◆ **Provided information**:
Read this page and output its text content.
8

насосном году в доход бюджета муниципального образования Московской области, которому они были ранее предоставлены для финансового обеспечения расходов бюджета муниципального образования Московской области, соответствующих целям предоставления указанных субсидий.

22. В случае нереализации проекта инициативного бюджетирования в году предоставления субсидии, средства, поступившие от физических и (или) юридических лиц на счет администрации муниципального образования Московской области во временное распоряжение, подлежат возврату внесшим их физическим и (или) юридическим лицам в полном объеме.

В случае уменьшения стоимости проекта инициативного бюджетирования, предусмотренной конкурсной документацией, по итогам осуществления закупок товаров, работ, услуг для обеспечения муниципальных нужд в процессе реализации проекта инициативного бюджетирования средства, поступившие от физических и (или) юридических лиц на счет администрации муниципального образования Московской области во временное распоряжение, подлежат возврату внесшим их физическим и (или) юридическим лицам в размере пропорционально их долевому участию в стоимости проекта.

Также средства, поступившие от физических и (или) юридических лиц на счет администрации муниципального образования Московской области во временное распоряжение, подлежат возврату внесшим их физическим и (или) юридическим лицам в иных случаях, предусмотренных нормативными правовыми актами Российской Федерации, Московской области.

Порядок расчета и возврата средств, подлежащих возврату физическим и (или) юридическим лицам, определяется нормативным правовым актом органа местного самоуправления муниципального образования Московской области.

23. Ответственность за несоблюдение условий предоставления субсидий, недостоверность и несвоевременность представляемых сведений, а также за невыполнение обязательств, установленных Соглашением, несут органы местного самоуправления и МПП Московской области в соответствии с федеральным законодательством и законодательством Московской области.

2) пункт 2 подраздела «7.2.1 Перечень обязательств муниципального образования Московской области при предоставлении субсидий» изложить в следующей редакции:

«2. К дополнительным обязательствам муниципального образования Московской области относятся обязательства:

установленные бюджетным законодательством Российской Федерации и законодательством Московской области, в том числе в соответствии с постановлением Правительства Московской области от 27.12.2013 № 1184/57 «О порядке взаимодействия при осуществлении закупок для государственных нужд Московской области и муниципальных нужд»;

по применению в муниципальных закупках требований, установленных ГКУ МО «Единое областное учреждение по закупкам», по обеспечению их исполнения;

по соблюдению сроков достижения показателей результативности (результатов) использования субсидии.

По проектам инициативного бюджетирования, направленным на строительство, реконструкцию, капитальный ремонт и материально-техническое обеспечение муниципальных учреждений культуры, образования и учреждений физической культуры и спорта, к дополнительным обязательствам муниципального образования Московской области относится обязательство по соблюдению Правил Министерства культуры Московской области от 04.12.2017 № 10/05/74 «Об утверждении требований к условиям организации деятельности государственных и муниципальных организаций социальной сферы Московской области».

◆ **Required task**:
Set down the entries above again, word for word.

◆ **Solution**:
Read this page and output its text content.
8

насосном году в доход бюджета муниципального образования Московской области, которому они были ранее предоставлены для финансового обеспечения расходов бюджета муниципального образования Московской области, соответствующих целям предоставления указанных субсидий.

22. В случае нереализации проекта инициативного бюджетирования в году предоставления субсидии, средства, поступившие от физических и (или) юридических лиц на счет администрации муниципального образования Московской области во временное распоряжение, подлежат возврату внесшим их физическим и (или) юридическим лицам в полном объеме.

В случае уменьшения стоимости проекта инициативного бюджетирования, предусмотренной конкурсной документацией, по итогам осуществления закупок товаров, работ, услуг для обеспечения муниципальных нужд в процессе реализации проекта инициативного бюджетирования средства, поступившие от физических и (или) юридических лиц на счет администрации муниципального образования Московской области во временное распоряжение, подлежат возврату внесшим их физическим и (или) юридическим лицам в размере пропорционально их долевому участию в стоимости проекта.

Также средства, поступившие от физических и (или) юридических лиц на счет администрации муниципального образования Московской области во временное распоряжение, подлежат возврату внесшим их физическим и (или) юридическим лицам в иных случаях, предусмотренных нормативными правовыми актами Российской Федерации, Московской области.

Порядок расчета и возврата средств, подлежащих возврату физическим и (или) юридическим лицам, определяется нормативным правовым актом органа местного самоуправления муниципального образования Московской области.

23. Ответственность за несоблюдение условий предоставления субсидий, недостоверность и несвоевременность представляемых сведений, а также за невыполнение обязательств, установленных Соглашением, несут органы местного самоуправления и МПП Московской области в соответствии с федеральным законодательством и законодательством Московской области.

2) пункт 2 подраздела «7.2.1 Перечень обязательств муниципального образования Московской области при предоставлении субсидий» изложить в следующей редакции:

«2. К дополнительным обязательствам муниципального образования Московской области относятся обязательства:

установленные бюджетным законодательством Российской Федерации и законодательством Московской области, в том числе в соответствии с постановлением Правительства Московской области от 27.12.2013 № 1184/57 «О порядке взаимодействия при осуществлении закупок для государственных нужд Московской области и муниципальных нужд»;

по применению в муниципальных закупках требований, установленных ГКУ МО «Единое областное учреждение по закупкам», по обеспечению их исполнения;

по соблюдению сроков достижения показателей результативности (результатов) использования субсидии.

По проектам инициативного бюджетирования, направленным на строительство, реконструкцию, капитальный ремонт и материально-техническое обеспечение муниципальных учреждений культуры, образования и учреждений физической культуры и спорта, к дополнительным обязательствам муниципального образования Московской области относится обязательство по соблюдению Правил Министерства культуры Московской области от 04.12.2017 № 10/05/74 «Об утверждении требований к условиям организации деятельности государственных и муниципальных организаций социальной сферы Московской области».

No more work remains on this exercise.